__Problem to solve__. Work out the number of lines containing "been". Give that number alone.

__Provided information__.
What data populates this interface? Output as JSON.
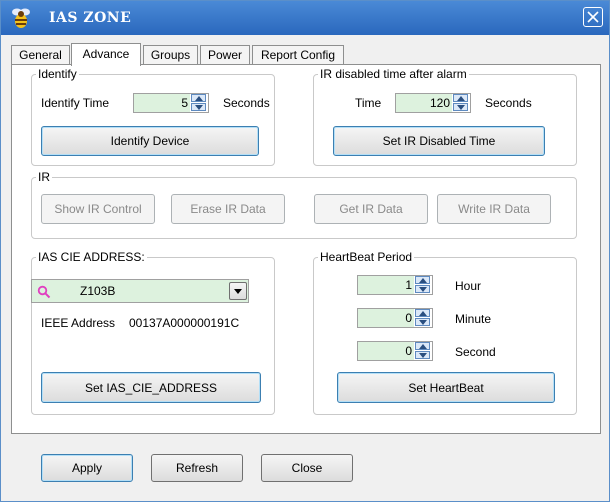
{
  "window": {
    "title": "IAS ZONE"
  },
  "tabs": [
    {
      "label": "General",
      "active": false
    },
    {
      "label": "Advance",
      "active": true
    },
    {
      "label": "Groups",
      "active": false
    },
    {
      "label": "Power",
      "active": false
    },
    {
      "label": "Report Config",
      "active": false
    }
  ],
  "identify": {
    "legend": "Identify",
    "time_label": "Identify Time",
    "time_value": "5",
    "units": "Seconds",
    "button": "Identify Device"
  },
  "ir_disabled": {
    "legend": "IR disabled time after alarm",
    "time_label": "Time",
    "time_value": "120",
    "units": "Seconds",
    "button": "Set IR Disabled Time"
  },
  "ir": {
    "legend": "IR",
    "buttons": [
      "Show IR Control",
      "Erase IR Data",
      "Get IR Data",
      "Write IR Data"
    ]
  },
  "ias_cie": {
    "legend": "IAS CIE ADDRESS:",
    "combo_value": "Z103B",
    "ieee_label": "IEEE Address",
    "ieee_value": "00137A000000191C",
    "button": "Set IAS_CIE_ADDRESS"
  },
  "heartbeat": {
    "legend": "HeartBeat Period",
    "hour_value": "1",
    "hour_label": "Hour",
    "minute_value": "0",
    "minute_label": "Minute",
    "second_value": "0",
    "second_label": "Second",
    "button": "Set HeartBeat"
  },
  "footer": {
    "apply": "Apply",
    "refresh": "Refresh",
    "close": "Close"
  },
  "colors": {
    "titlebar": "#2f73c8",
    "field_bg": "#ddf2de",
    "search_icon": "#e040c0"
  },
  "icons": {
    "app": "bee-icon",
    "close": "close-icon",
    "search": "search-icon"
  }
}
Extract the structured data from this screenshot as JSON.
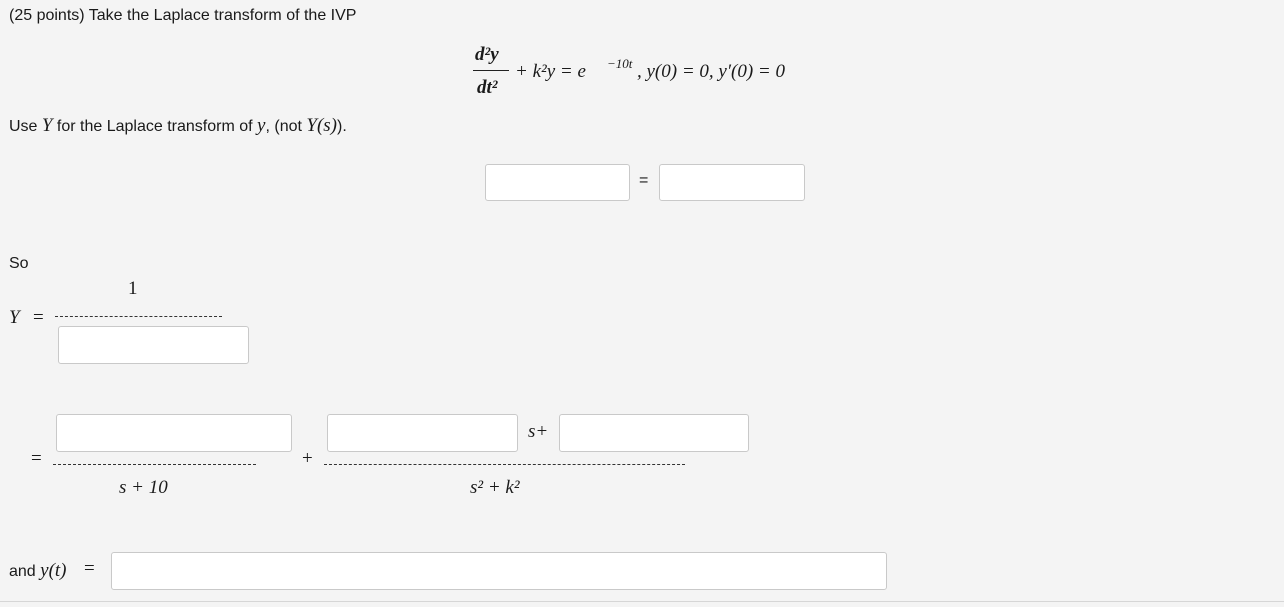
{
  "problem": {
    "header": "(25 points) Take the Laplace transform of the IVP",
    "instruction_pre": "Use ",
    "instruction_Y": "Y",
    "instruction_mid": " for the Laplace transform of ",
    "instruction_y": "y",
    "instruction_post": ", (not ",
    "instruction_Ys": "Y(s)",
    "instruction_end": ")."
  },
  "equation": {
    "numerator": "d²y",
    "denominator": "dt²",
    "rest_pre": "+ k²y = e",
    "exponent": "−10t",
    "rest_post": ", y(0) = 0, y′(0) = 0"
  },
  "transform_row": {
    "equals": "=",
    "left_value": "",
    "right_value": ""
  },
  "solution": {
    "so_label": "So",
    "Y_label": "Y",
    "Y_equals": "=",
    "fraction1_numerator": "1",
    "fraction1_denominator_value": "",
    "equals2": "=",
    "partial1_numerator_value": "",
    "partial1_denominator": "s + 10",
    "plus": "+",
    "partial2_coef_value": "",
    "partial2_s_plus": "s+",
    "partial2_const_value": "",
    "partial2_denominator": "s² + k²"
  },
  "final": {
    "label_and": "and ",
    "label_yt": "y(t)",
    "label_eq": "=",
    "value": ""
  }
}
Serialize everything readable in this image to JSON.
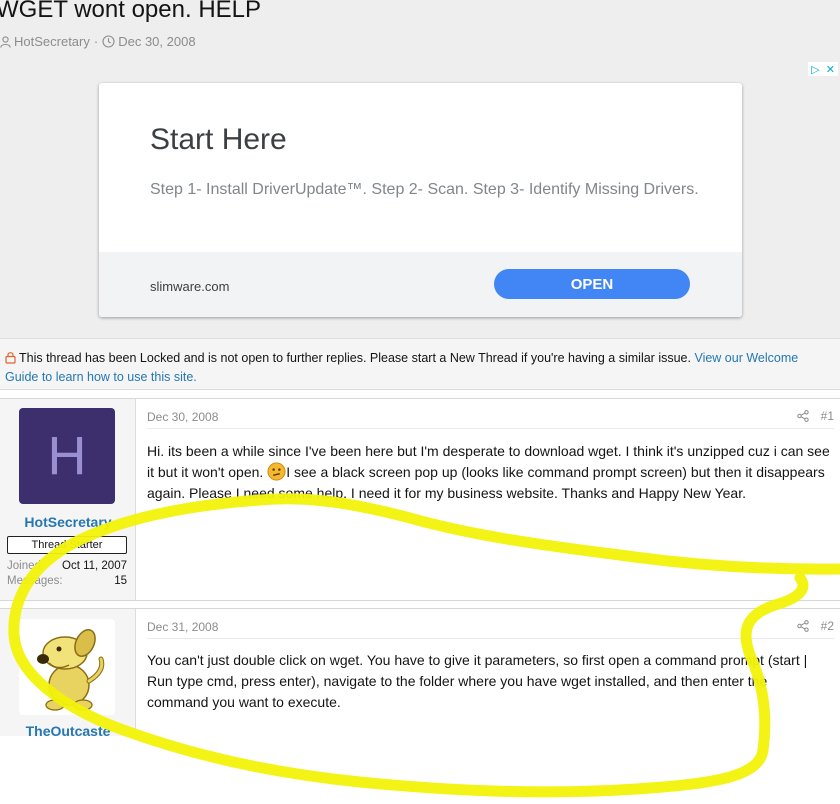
{
  "thread": {
    "title": "WGET wont open. HELP",
    "author": "HotSecretary",
    "separator": "·",
    "date": "Dec 30, 2008"
  },
  "ad": {
    "headline": "Start Here",
    "description": "Step 1- Install DriverUpdate™. Step 2- Scan. Step 3- Identify Missing Drivers.",
    "domain": "slimware.com",
    "cta": "OPEN",
    "badge_play": "▷",
    "badge_close": "✕"
  },
  "locked_notice": {
    "text": "This thread has been Locked and is not open to further replies. Please start a New Thread if you're having a similar issue.",
    "link": "View our Welcome Guide to learn how to use this site."
  },
  "posts": [
    {
      "username": "HotSecretary",
      "avatar_letter": "H",
      "badge": "Thread Starter",
      "joined_label": "Joined:",
      "joined_value": "Oct 11, 2007",
      "messages_label": "Messages:",
      "messages_value": "15",
      "date": "Dec 30, 2008",
      "number": "#1",
      "body_a": "Hi. its been a while since I've been here but I'm desperate to download wget. I think it's unzipped cuz i can see it but it won't open.",
      "body_b": "I see a black screen pop up (looks like command prompt screen) but then it disappears again. Please I need some help. I need it for my business website. Thanks and Happy New Year."
    },
    {
      "username": "TheOutcaste",
      "date": "Dec 31, 2008",
      "number": "#2",
      "body": "You can't just double click on wget. You have to give it parameters, so first open a command prompt (start | Run type cmd, press enter), navigate to the folder where you have wget installed, and then enter the command you want to execute."
    }
  ],
  "colors": {
    "link": "#2577b1",
    "avatar_bg": "#3d2e6e",
    "ad_button": "#4285f4",
    "highlight_scribble": "#f2f20a"
  }
}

__Completed task__. 2